*What to do*
Write out every line below that includes the word "discussion".

Data records
┄┄┄┄┄┄┄┄┄┄┄┄┄┄┄┄┄┄┄┄

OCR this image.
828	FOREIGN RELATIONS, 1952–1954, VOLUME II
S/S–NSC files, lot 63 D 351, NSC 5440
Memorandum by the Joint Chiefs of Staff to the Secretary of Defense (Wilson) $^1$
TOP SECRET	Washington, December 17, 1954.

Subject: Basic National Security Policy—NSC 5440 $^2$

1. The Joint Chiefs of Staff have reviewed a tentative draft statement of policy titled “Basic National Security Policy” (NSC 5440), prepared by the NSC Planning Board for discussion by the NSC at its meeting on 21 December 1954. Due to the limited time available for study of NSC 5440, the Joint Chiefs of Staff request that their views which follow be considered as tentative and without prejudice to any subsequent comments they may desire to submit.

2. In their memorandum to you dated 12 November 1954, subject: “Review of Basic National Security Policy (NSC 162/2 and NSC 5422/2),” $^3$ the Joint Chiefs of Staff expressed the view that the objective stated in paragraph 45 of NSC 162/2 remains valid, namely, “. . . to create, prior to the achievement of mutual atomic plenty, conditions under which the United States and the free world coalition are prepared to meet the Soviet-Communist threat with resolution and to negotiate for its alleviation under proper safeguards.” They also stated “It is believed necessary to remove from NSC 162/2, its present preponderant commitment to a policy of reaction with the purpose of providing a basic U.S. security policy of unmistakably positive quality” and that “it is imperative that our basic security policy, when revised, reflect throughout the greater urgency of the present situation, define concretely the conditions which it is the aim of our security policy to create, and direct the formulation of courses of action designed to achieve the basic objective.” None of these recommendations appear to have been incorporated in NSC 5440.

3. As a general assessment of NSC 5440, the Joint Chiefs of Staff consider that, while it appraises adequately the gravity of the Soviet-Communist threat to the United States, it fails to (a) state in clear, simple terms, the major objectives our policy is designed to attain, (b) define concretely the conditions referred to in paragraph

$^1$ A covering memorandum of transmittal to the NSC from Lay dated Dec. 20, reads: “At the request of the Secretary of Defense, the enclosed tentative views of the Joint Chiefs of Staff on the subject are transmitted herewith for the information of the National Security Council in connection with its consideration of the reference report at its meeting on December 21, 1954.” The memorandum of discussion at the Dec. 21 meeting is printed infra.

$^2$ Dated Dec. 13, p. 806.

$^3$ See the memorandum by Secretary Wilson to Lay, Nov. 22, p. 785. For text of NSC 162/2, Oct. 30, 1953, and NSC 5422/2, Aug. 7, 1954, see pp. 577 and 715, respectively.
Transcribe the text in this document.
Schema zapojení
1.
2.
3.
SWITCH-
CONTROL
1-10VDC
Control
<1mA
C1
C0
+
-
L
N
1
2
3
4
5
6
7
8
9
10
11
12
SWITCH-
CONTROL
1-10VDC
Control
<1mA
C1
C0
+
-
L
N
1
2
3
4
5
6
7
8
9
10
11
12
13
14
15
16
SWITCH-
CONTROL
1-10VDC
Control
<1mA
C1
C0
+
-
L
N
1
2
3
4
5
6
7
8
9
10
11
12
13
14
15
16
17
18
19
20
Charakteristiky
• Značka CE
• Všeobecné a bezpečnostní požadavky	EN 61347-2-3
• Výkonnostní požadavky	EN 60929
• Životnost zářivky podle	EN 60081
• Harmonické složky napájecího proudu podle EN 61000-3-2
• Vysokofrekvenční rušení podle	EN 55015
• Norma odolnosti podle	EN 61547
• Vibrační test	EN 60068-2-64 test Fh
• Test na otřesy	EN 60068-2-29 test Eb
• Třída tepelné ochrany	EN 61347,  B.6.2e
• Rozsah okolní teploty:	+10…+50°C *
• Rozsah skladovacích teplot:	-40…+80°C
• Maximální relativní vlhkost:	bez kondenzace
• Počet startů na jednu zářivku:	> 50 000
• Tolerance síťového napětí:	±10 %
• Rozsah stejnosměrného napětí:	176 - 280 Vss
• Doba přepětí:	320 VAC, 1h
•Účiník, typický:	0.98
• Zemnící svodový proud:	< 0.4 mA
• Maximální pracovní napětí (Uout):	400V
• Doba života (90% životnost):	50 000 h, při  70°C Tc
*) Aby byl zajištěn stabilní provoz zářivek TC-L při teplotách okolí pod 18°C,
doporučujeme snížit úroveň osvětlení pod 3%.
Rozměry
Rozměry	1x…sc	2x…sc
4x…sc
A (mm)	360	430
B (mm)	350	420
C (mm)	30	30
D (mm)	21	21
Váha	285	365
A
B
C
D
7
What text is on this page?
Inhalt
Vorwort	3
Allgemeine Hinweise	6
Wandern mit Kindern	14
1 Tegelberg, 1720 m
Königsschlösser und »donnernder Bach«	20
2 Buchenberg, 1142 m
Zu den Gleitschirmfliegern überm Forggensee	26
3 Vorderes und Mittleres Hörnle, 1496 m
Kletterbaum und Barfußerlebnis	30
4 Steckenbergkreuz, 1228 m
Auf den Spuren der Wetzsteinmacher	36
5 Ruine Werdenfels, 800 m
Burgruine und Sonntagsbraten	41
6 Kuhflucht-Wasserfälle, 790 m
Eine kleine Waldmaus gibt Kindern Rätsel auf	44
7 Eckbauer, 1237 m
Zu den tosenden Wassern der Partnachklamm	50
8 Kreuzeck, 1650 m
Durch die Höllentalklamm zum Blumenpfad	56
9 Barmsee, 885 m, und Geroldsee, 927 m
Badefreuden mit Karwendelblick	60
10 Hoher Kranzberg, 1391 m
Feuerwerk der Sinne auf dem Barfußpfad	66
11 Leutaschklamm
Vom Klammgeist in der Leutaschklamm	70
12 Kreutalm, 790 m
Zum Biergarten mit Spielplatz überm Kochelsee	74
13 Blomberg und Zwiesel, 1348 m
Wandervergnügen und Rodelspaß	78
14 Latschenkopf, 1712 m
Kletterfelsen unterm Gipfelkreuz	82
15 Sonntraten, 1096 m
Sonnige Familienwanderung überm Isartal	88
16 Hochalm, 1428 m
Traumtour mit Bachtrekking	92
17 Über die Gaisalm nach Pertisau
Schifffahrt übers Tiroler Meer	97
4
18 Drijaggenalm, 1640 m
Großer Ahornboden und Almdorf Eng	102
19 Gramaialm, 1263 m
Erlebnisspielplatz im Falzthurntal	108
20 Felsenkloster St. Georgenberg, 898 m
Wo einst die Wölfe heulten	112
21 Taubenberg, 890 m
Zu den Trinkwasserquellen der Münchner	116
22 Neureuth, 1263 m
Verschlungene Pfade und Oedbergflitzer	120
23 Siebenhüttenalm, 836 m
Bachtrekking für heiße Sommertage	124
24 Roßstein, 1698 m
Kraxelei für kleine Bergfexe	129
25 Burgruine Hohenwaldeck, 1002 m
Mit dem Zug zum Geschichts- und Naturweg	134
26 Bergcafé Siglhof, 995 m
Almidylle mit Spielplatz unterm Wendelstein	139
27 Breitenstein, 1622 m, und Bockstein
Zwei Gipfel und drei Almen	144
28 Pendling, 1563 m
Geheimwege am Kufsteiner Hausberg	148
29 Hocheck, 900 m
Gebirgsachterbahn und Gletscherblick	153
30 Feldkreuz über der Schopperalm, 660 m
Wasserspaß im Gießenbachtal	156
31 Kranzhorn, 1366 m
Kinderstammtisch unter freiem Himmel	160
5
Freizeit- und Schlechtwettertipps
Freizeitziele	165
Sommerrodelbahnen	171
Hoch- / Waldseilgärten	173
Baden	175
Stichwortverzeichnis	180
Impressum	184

┄┄┄┄┄┄┄┄┄┄┄┄┄┄┄┄┄┄┄┄

*Full solution*
1. The Joint Chiefs of Staff have reviewed a tentative draft statement of policy titled “Basic National Security Policy” (NSC 5440), prepared by the NSC Planning Board for discussion by the NSC at its meeting on 21 December 1954. Due to the limited time available for study of NSC 5440, the Joint Chiefs of Staff request that their views which follow be considered as tentative and without prejudice to any subsequent comments they may desire to submit.
$^1$ A covering memorandum of transmittal to the NSC from Lay dated Dec. 20, reads: “At the request of the Secretary of Defense, the enclosed tentative views of the Joint Chiefs of Staff on the subject are transmitted herewith for the information of the National Security Council in connection with its consideration of the reference report at its meeting on December 21, 1954.” The memorandum of discussion at the Dec. 21 meeting is printed infra.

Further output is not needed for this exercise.